[Dataset records]
━━━━━━━━

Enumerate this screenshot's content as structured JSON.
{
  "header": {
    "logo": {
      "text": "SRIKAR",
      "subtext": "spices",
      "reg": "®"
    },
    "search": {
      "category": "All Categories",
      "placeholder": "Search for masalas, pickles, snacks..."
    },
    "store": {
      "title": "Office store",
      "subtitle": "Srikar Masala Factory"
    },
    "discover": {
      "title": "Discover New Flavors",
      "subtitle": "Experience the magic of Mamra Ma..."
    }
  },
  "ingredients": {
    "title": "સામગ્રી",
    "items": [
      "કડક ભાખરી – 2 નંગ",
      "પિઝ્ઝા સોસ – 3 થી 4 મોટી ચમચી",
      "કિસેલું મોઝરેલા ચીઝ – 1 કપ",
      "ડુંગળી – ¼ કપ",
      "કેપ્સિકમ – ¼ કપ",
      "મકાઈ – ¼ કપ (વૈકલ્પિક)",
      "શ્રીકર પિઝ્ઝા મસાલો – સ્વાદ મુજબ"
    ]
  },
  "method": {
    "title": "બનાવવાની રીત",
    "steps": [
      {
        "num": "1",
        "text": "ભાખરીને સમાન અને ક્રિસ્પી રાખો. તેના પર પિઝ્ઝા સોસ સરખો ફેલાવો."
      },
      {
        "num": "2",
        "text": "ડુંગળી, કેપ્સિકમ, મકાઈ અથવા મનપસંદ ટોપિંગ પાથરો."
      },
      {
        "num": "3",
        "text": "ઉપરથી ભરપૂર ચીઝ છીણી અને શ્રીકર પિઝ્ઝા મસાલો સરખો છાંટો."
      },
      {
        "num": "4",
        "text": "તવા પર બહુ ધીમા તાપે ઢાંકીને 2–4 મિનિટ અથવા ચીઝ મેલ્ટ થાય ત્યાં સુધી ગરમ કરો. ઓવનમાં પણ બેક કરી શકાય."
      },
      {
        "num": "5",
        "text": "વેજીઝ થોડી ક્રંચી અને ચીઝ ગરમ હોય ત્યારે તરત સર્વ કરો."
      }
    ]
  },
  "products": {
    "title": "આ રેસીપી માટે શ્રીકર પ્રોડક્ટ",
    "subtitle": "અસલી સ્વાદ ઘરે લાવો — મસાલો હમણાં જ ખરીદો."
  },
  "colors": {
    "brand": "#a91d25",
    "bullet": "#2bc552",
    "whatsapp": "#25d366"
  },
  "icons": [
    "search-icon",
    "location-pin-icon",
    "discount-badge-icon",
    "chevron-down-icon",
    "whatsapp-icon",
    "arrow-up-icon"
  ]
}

━━━━━━━━

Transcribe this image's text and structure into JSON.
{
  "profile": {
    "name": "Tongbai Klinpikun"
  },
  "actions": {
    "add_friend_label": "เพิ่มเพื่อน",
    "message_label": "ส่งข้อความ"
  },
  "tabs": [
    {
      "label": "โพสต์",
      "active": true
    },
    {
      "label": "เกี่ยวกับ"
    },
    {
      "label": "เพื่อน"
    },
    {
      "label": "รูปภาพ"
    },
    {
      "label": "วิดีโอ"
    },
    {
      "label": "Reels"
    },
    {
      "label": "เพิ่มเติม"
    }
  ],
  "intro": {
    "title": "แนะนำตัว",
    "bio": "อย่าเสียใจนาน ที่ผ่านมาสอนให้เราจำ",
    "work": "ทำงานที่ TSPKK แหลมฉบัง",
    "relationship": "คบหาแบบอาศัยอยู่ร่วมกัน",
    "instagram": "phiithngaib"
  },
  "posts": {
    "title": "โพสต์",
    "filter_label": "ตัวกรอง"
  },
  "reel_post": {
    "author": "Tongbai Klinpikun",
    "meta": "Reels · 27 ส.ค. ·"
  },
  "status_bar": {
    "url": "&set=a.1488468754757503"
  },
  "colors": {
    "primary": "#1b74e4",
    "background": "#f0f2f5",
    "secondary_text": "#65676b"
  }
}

━━━━━━━━

• **TASK INSTRUCTIONS**
From the entries above, copy every line that holds the word "JSON".

• **TASK RESULT**
Enumerate this screenshot's content as structured JSON.
Transcribe this image's text and structure into JSON.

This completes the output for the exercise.